===== EXERCISE INPUTS =====

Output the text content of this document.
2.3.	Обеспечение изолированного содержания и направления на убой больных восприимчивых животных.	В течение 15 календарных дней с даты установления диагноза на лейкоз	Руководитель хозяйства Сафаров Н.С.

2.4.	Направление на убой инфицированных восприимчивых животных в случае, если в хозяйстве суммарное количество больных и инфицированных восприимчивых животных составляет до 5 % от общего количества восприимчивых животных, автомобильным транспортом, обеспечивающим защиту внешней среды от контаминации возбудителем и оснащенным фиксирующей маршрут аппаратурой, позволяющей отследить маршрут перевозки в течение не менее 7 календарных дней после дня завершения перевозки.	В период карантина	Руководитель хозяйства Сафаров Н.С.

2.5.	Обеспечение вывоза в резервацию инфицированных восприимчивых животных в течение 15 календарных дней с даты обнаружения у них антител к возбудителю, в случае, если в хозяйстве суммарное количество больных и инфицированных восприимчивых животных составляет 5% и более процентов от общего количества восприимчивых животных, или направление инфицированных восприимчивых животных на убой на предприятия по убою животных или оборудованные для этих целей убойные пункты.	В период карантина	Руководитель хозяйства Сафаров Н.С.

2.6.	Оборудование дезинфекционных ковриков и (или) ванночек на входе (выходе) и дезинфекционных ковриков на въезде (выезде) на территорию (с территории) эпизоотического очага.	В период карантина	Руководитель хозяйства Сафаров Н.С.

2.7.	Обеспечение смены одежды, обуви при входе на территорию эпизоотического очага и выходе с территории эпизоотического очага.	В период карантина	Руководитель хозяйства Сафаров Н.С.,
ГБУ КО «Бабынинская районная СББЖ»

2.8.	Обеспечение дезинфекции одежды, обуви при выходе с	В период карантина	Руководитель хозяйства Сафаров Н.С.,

=====

● EXERCISE AIM
Copy every line verbatim.

● THE OUTPUT
Output the text content of this document.
2.3.	Обеспечение изолированного содержания и направления на убой больных восприимчивых животных.	В течение 15 календарных дней с даты установления диагноза на лейкоз	Руководитель хозяйства Сафаров Н.С.

2.4.	Направление на убой инфицированных восприимчивых животных в случае, если в хозяйстве суммарное количество больных и инфицированных восприимчивых животных составляет до 5 % от общего количества восприимчивых животных, автомобильным транспортом, обеспечивающим защиту внешней среды от контаминации возбудителем и оснащенным фиксирующей маршрут аппаратурой, позволяющей отследить маршрут перевозки в течение не менее 7 календарных дней после дня завершения перевозки.	В период карантина	Руководитель хозяйства Сафаров Н.С.

2.5.	Обеспечение вывоза в резервацию инфицированных восприимчивых животных в течение 15 календарных дней с даты обнаружения у них антител к возбудителю, в случае, если в хозяйстве суммарное количество больных и инфицированных восприимчивых животных составляет 5% и более процентов от общего количества восприимчивых животных, или направление инфицированных восприимчивых животных на убой на предприятия по убою животных или оборудованные для этих целей убойные пункты.	В период карантина	Руководитель хозяйства Сафаров Н.С.

2.6.	Оборудование дезинфекционных ковриков и (или) ванночек на входе (выходе) и дезинфекционных ковриков на въезде (выезде) на территорию (с территории) эпизоотического очага.	В период карантина	Руководитель хозяйства Сафаров Н.С.

2.7.	Обеспечение смены одежды, обуви при входе на территорию эпизоотического очага и выходе с территории эпизоотического очага.	В период карантина	Руководитель хозяйства Сафаров Н.С.,
ГБУ КО «Бабынинская районная СББЖ»

2.8.	Обеспечение дезинфекции одежды, обуви при выходе с	В период карантина	Руководитель хозяйства Сафаров Н.С.,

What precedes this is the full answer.